(TO BE DONE) Extract the text of each entry below exactly, leaving every image behind.

(DATASET RECORDS)
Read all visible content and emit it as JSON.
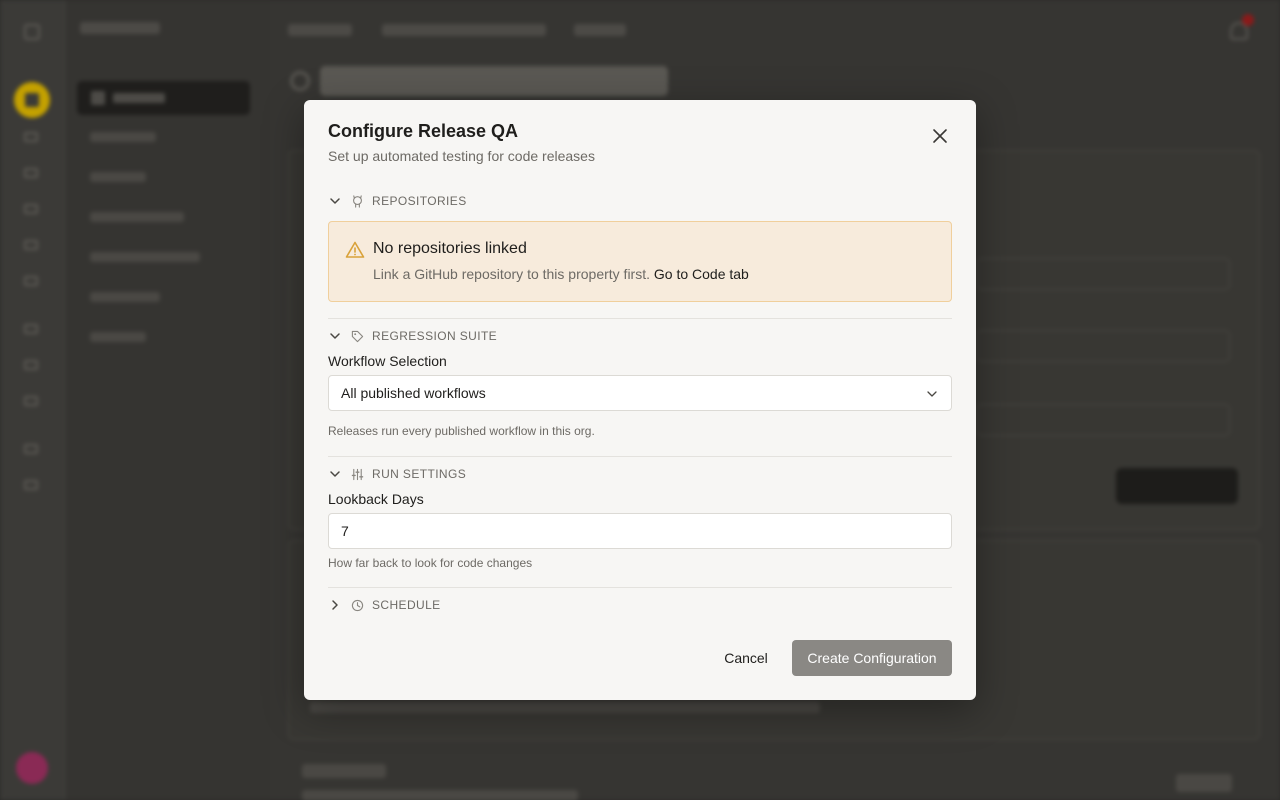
{
  "modal": {
    "title": "Configure Release QA",
    "subtitle": "Set up automated testing for code releases",
    "sections": {
      "repositories": {
        "label": "REPOSITORIES",
        "expanded": true,
        "warning": {
          "title": "No repositories linked",
          "text": "Link a GitHub repository to this property first.",
          "link": "Go to Code tab"
        }
      },
      "regression": {
        "label": "REGRESSION SUITE",
        "expanded": true,
        "field_label": "Workflow Selection",
        "selected": "All published workflows",
        "help": "Releases run every published workflow in this org."
      },
      "run_settings": {
        "label": "RUN SETTINGS",
        "expanded": true,
        "field_label": "Lookback Days",
        "value": "7",
        "help": "How far back to look for code changes"
      },
      "schedule": {
        "label": "SCHEDULE",
        "expanded": false
      }
    },
    "cancel_label": "Cancel",
    "create_label": "Create Configuration"
  },
  "colors": {
    "overlay": "#2c2b29",
    "modal_bg": "#f7f6f4",
    "warning_bg": "#f7ebdc",
    "warning_border": "#f0cf9c",
    "warning_icon": "#d9a23a",
    "primary_disabled": "#8a8884",
    "rail_logo": "#c4a100"
  },
  "icons": {
    "close": "close-icon",
    "repositories": "github-icon",
    "regression": "tag-icon",
    "run_settings": "sliders-icon",
    "schedule": "clock-icon",
    "warning": "warning-triangle-icon"
  }
}
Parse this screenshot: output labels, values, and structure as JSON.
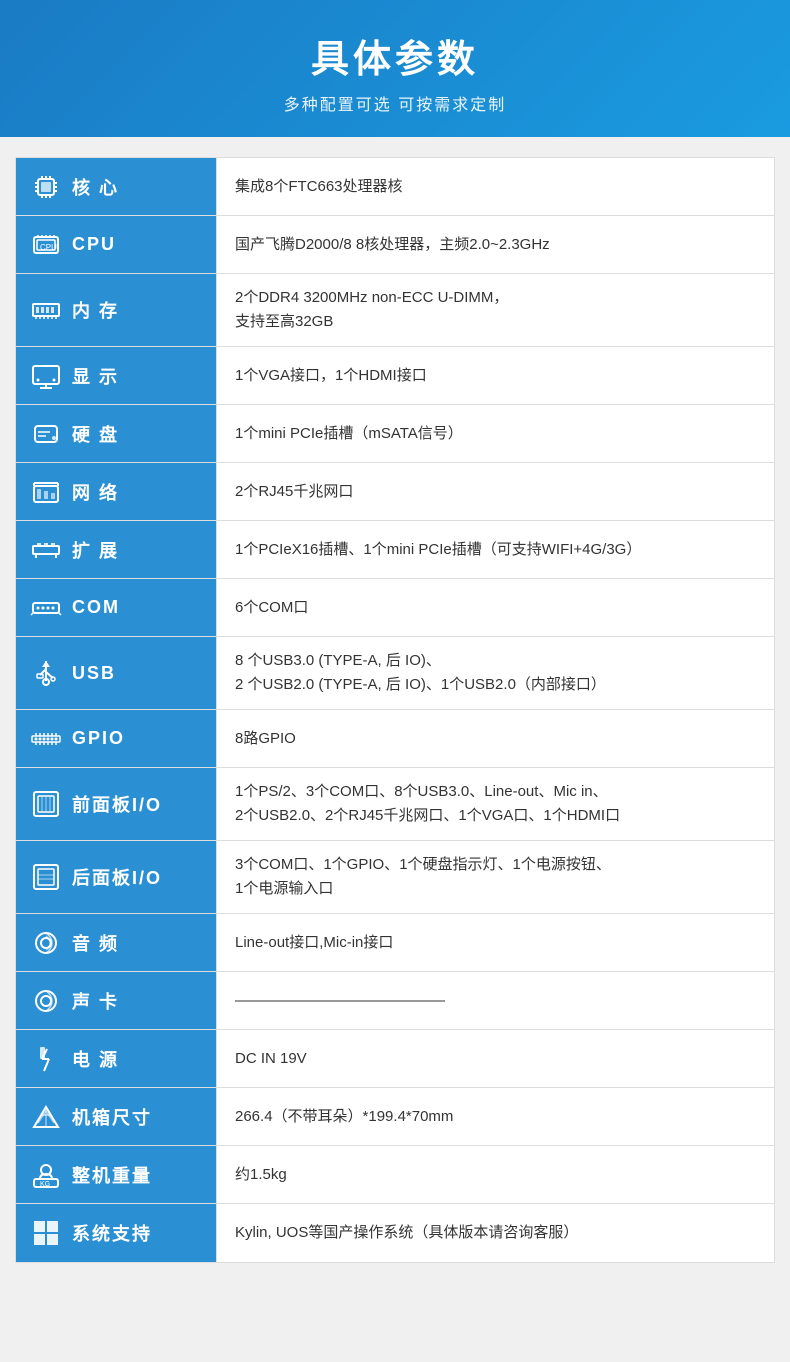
{
  "header": {
    "title": "具体参数",
    "subtitle": "多种配置可选 可按需求定制"
  },
  "specs": [
    {
      "id": "core",
      "label": "核  心",
      "icon": "core",
      "value": "集成8个FTC663处理器核"
    },
    {
      "id": "cpu",
      "label": "CPU",
      "icon": "cpu",
      "value": "国产飞腾D2000/8  8核处理器，主频2.0~2.3GHz"
    },
    {
      "id": "ram",
      "label": "内  存",
      "icon": "ram",
      "value": "2个DDR4 3200MHz non-ECC U-DIMM，\n支持至高32GB"
    },
    {
      "id": "display",
      "label": "显  示",
      "icon": "display",
      "value": "1个VGA接口，1个HDMI接口"
    },
    {
      "id": "hdd",
      "label": "硬  盘",
      "icon": "hdd",
      "value": "1个mini PCIe插槽（mSATA信号）"
    },
    {
      "id": "network",
      "label": "网  络",
      "icon": "network",
      "value": "2个RJ45千兆网口"
    },
    {
      "id": "expand",
      "label": "扩  展",
      "icon": "expand",
      "value": "1个PCIeX16插槽、1个mini PCIe插槽（可支持WIFI+4G/3G）"
    },
    {
      "id": "com",
      "label": "COM",
      "icon": "com",
      "value": "6个COM口"
    },
    {
      "id": "usb",
      "label": "USB",
      "icon": "usb",
      "value": "8 个USB3.0 (TYPE-A, 后 IO)、\n2 个USB2.0 (TYPE-A, 后 IO)、1个USB2.0（内部接口）"
    },
    {
      "id": "gpio",
      "label": "GPIO",
      "icon": "gpio",
      "value": "8路GPIO"
    },
    {
      "id": "front-io",
      "label": "前面板I/O",
      "icon": "front-io",
      "value": "1个PS/2、3个COM口、8个USB3.0、Line-out、Mic in、\n2个USB2.0、2个RJ45千兆网口、1个VGA口、1个HDMI口"
    },
    {
      "id": "rear-io",
      "label": "后面板I/O",
      "icon": "rear-io",
      "value": "3个COM口、1个GPIO、1个硬盘指示灯、1个电源按钮、\n1个电源输入口"
    },
    {
      "id": "audio",
      "label": "音  频",
      "icon": "audio",
      "value": "Line-out接口,Mic-in接口"
    },
    {
      "id": "soundcard",
      "label": "声  卡",
      "icon": "soundcard",
      "value": "——————————————"
    },
    {
      "id": "power",
      "label": "电  源",
      "icon": "power",
      "value": "DC IN 19V"
    },
    {
      "id": "chassis",
      "label": "机箱尺寸",
      "icon": "chassis",
      "value": "266.4（不带耳朵）*199.4*70mm"
    },
    {
      "id": "weight",
      "label": "整机重量",
      "icon": "weight",
      "value": "约1.5kg"
    },
    {
      "id": "os",
      "label": "系统支持",
      "icon": "os",
      "value": "Kylin, UOS等国产操作系统（具体版本请咨询客服）"
    }
  ]
}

(OUTPUT BELOW)
Read all visible content and emit it as JSON.
{
  "modal": {
    "title": "Configure Release QA",
    "subtitle": "Set up automated testing for code releases",
    "sections": {
      "repositories": {
        "label": "REPOSITORIES",
        "expanded": true,
        "warning": {
          "title": "No repositories linked",
          "text": "Link a GitHub repository to this property first.",
          "link": "Go to Code tab"
        }
      },
      "regression": {
        "label": "REGRESSION SUITE",
        "expanded": true,
        "field_label": "Workflow Selection",
        "selected": "All published workflows",
        "help": "Releases run every published workflow in this org."
      },
      "run_settings": {
        "label": "RUN SETTINGS",
        "expanded": true,
        "field_label": "Lookback Days",
        "value": "7",
        "help": "How far back to look for code changes"
      },
      "schedule": {
        "label": "SCHEDULE",
        "expanded": false
      }
    },
    "cancel_label": "Cancel",
    "create_label": "Create Configuration"
  },
  "colors": {
    "overlay": "#2c2b29",
    "modal_bg": "#f7f6f4",
    "warning_bg": "#f7ebdc",
    "warning_border": "#f0cf9c",
    "warning_icon": "#d9a23a",
    "primary_disabled": "#8a8884",
    "rail_logo": "#c4a100"
  },
  "icons": {
    "close": "close-icon",
    "repositories": "github-icon",
    "regression": "tag-icon",
    "run_settings": "sliders-icon",
    "schedule": "clock-icon",
    "warning": "warning-triangle-icon"
  }
}
Parse this screenshot: output labels, values, and structure as JSON.
{
  "header": {
    "title": "具体参数",
    "subtitle": "多种配置可选 可按需求定制"
  },
  "specs": [
    {
      "id": "core",
      "label": "核  心",
      "icon": "core",
      "value": "集成8个FTC663处理器核"
    },
    {
      "id": "cpu",
      "label": "CPU",
      "icon": "cpu",
      "value": "国产飞腾D2000/8  8核处理器，主频2.0~2.3GHz"
    },
    {
      "id": "ram",
      "label": "内  存",
      "icon": "ram",
      "value": "2个DDR4 3200MHz non-ECC U-DIMM，\n支持至高32GB"
    },
    {
      "id": "display",
      "label": "显  示",
      "icon": "display",
      "value": "1个VGA接口，1个HDMI接口"
    },
    {
      "id": "hdd",
      "label": "硬  盘",
      "icon": "hdd",
      "value": "1个mini PCIe插槽（mSATA信号）"
    },
    {
      "id": "network",
      "label": "网  络",
      "icon": "network",
      "value": "2个RJ45千兆网口"
    },
    {
      "id": "expand",
      "label": "扩  展",
      "icon": "expand",
      "value": "1个PCIeX16插槽、1个mini PCIe插槽（可支持WIFI+4G/3G）"
    },
    {
      "id": "com",
      "label": "COM",
      "icon": "com",
      "value": "6个COM口"
    },
    {
      "id": "usb",
      "label": "USB",
      "icon": "usb",
      "value": "8 个USB3.0 (TYPE-A, 后 IO)、\n2 个USB2.0 (TYPE-A, 后 IO)、1个USB2.0（内部接口）"
    },
    {
      "id": "gpio",
      "label": "GPIO",
      "icon": "gpio",
      "value": "8路GPIO"
    },
    {
      "id": "front-io",
      "label": "前面板I/O",
      "icon": "front-io",
      "value": "1个PS/2、3个COM口、8个USB3.0、Line-out、Mic in、\n2个USB2.0、2个RJ45千兆网口、1个VGA口、1个HDMI口"
    },
    {
      "id": "rear-io",
      "label": "后面板I/O",
      "icon": "rear-io",
      "value": "3个COM口、1个GPIO、1个硬盘指示灯、1个电源按钮、\n1个电源输入口"
    },
    {
      "id": "audio",
      "label": "音  频",
      "icon": "audio",
      "value": "Line-out接口,Mic-in接口"
    },
    {
      "id": "soundcard",
      "label": "声  卡",
      "icon": "soundcard",
      "value": "——————————————"
    },
    {
      "id": "power",
      "label": "电  源",
      "icon": "power",
      "value": "DC IN 19V"
    },
    {
      "id": "chassis",
      "label": "机箱尺寸",
      "icon": "chassis",
      "value": "266.4（不带耳朵）*199.4*70mm"
    },
    {
      "id": "weight",
      "label": "整机重量",
      "icon": "weight",
      "value": "约1.5kg"
    },
    {
      "id": "os",
      "label": "系统支持",
      "icon": "os",
      "value": "Kylin, UOS等国产操作系统（具体版本请咨询客服）"
    }
  ]
}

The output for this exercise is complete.